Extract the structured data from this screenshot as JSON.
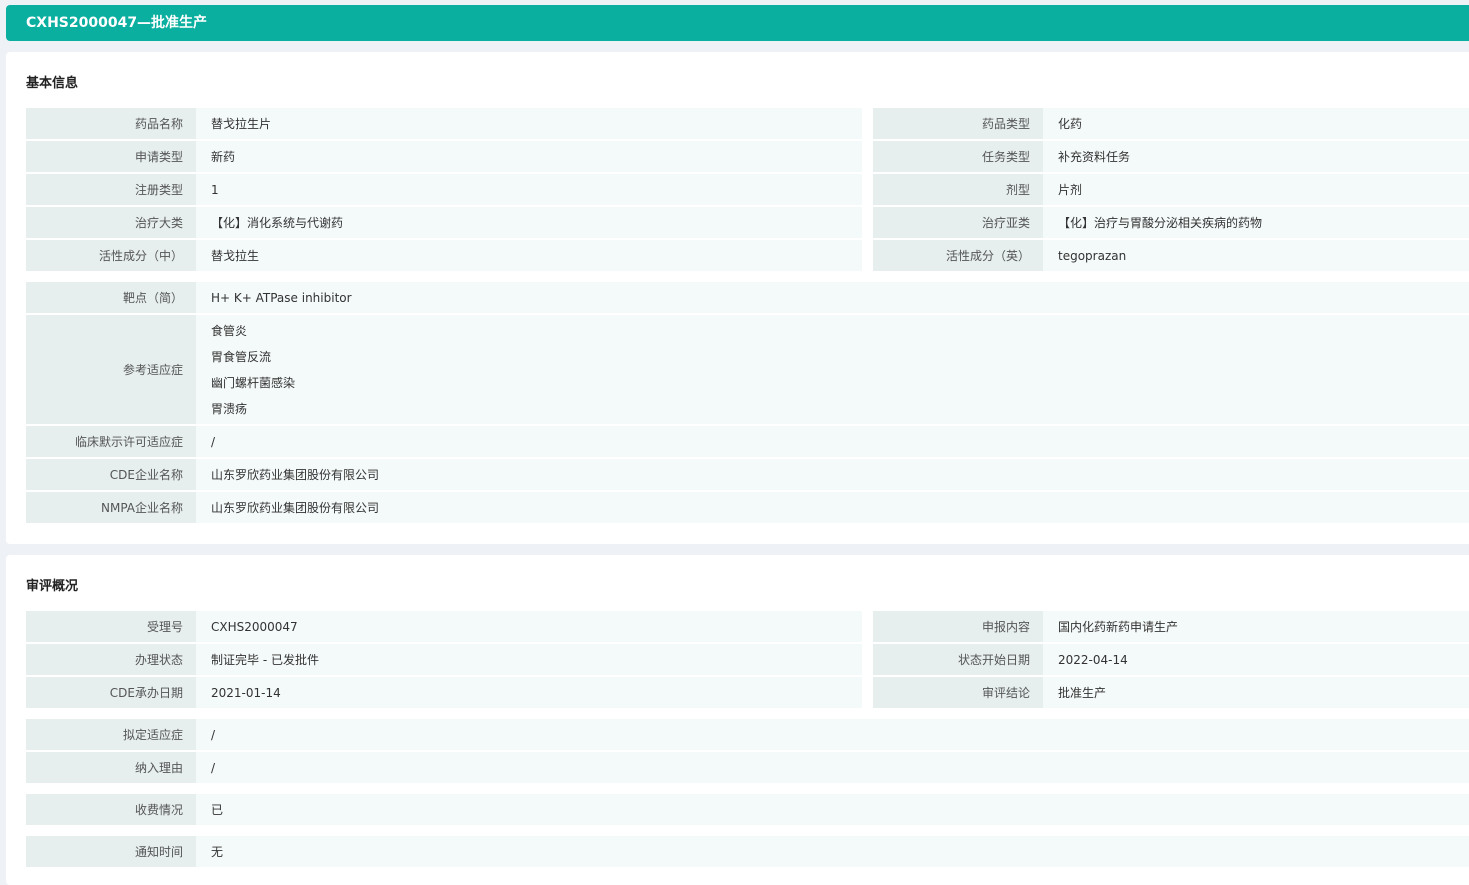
{
  "header": {
    "title": "CXHS2000047—批准生产"
  },
  "basic": {
    "title": "基本信息",
    "left": [
      {
        "label": "药品名称",
        "value": "替戈拉生片"
      },
      {
        "label": "申请类型",
        "value": "新药"
      },
      {
        "label": "注册类型",
        "value": "1"
      },
      {
        "label": "治疗大类",
        "value": "【化】消化系统与代谢药"
      },
      {
        "label": "活性成分（中）",
        "value": "替戈拉生"
      }
    ],
    "right": [
      {
        "label": "药品类型",
        "value": "化药"
      },
      {
        "label": "任务类型",
        "value": "补充资料任务"
      },
      {
        "label": "剂型",
        "value": "片剂"
      },
      {
        "label": "治疗亚类",
        "value": "【化】治疗与胃酸分泌相关疾病的药物"
      },
      {
        "label": "活性成分（英）",
        "value": "tegoprazan"
      }
    ],
    "target": {
      "label": "靶点（简）",
      "value": "H+ K+ ATPase inhibitor"
    },
    "indications": {
      "label": "参考适应症",
      "values": [
        "食管炎",
        "胃食管反流",
        "幽门螺杆菌感染",
        "胃溃疡"
      ]
    },
    "clinical": {
      "label": "临床默示许可适应症",
      "value": "/"
    },
    "cde_company": {
      "label": "CDE企业名称",
      "value": "山东罗欣药业集团股份有限公司"
    },
    "nmpa_company": {
      "label": "NMPA企业名称",
      "value": "山东罗欣药业集团股份有限公司"
    }
  },
  "review": {
    "title": "审评概况",
    "left": [
      {
        "label": "受理号",
        "value": "CXHS2000047"
      },
      {
        "label": "办理状态",
        "value": "制证完毕 - 已发批件"
      },
      {
        "label": "CDE承办日期",
        "value": "2021-01-14"
      }
    ],
    "right": [
      {
        "label": "申报内容",
        "value": "国内化药新药申请生产"
      },
      {
        "label": "状态开始日期",
        "value": "2022-04-14"
      },
      {
        "label": "审评结论",
        "value": "批准生产"
      }
    ],
    "proposed": {
      "label": "拟定适应症",
      "value": "/"
    },
    "reason": {
      "label": "纳入理由",
      "value": "/"
    },
    "fee": {
      "label": "收费情况",
      "value": "已"
    },
    "notice": {
      "label": "通知时间",
      "value": "无"
    }
  }
}
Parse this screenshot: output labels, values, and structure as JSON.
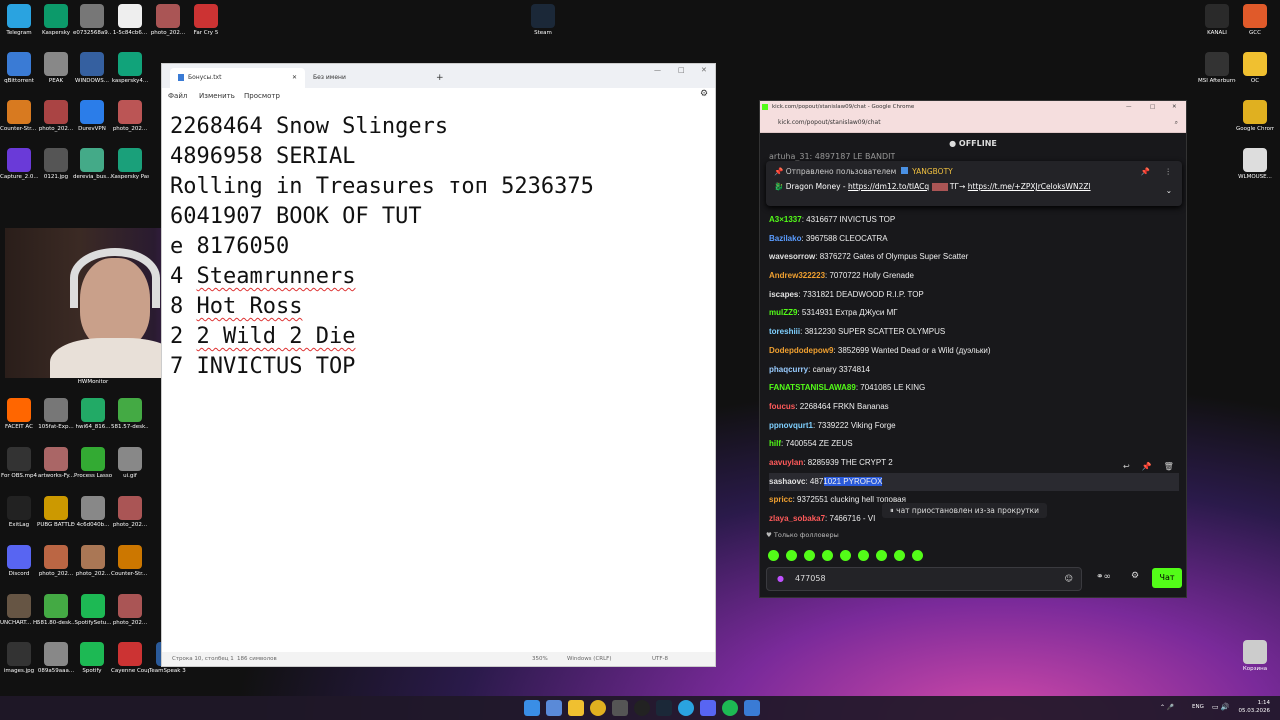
◇ ◇ ◇
EXERCISE REQUIREMENTS — In your copy, leave out the pictures and reproduce the material above exactly.

REPLY TO THE EXERCISE —
Extract the structured data from this screenshot as JSON.
{
  "header": {
    "title": "CXHS2000047—批准生产"
  },
  "basic": {
    "title": "基本信息",
    "left": [
      {
        "label": "药品名称",
        "value": "替戈拉生片"
      },
      {
        "label": "申请类型",
        "value": "新药"
      },
      {
        "label": "注册类型",
        "value": "1"
      },
      {
        "label": "治疗大类",
        "value": "【化】消化系统与代谢药"
      },
      {
        "label": "活性成分（中）",
        "value": "替戈拉生"
      }
    ],
    "right": [
      {
        "label": "药品类型",
        "value": "化药"
      },
      {
        "label": "任务类型",
        "value": "补充资料任务"
      },
      {
        "label": "剂型",
        "value": "片剂"
      },
      {
        "label": "治疗亚类",
        "value": "【化】治疗与胃酸分泌相关疾病的药物"
      },
      {
        "label": "活性成分（英）",
        "value": "tegoprazan"
      }
    ],
    "target": {
      "label": "靶点（简）",
      "value": "H+ K+ ATPase inhibitor"
    },
    "indications": {
      "label": "参考适应症",
      "values": [
        "食管炎",
        "胃食管反流",
        "幽门螺杆菌感染",
        "胃溃疡"
      ]
    },
    "clinical": {
      "label": "临床默示许可适应症",
      "value": "/"
    },
    "cde_company": {
      "label": "CDE企业名称",
      "value": "山东罗欣药业集团股份有限公司"
    },
    "nmpa_company": {
      "label": "NMPA企业名称",
      "value": "山东罗欣药业集团股份有限公司"
    }
  },
  "review": {
    "title": "审评概况",
    "left": [
      {
        "label": "受理号",
        "value": "CXHS2000047"
      },
      {
        "label": "办理状态",
        "value": "制证完毕 - 已发批件"
      },
      {
        "label": "CDE承办日期",
        "value": "2021-01-14"
      }
    ],
    "right": [
      {
        "label": "申报内容",
        "value": "国内化药新药申请生产"
      },
      {
        "label": "状态开始日期",
        "value": "2022-04-14"
      },
      {
        "label": "审评结论",
        "value": "批准生产"
      }
    ],
    "proposed": {
      "label": "拟定适应症",
      "value": "/"
    },
    "reason": {
      "label": "纳入理由",
      "value": "/"
    },
    "fee": {
      "label": "收费情况",
      "value": "已"
    },
    "notice": {
      "label": "通知时间",
      "value": "无"
    }
  }
}
Parse this screenshot: output labels, values, and structure as JSON.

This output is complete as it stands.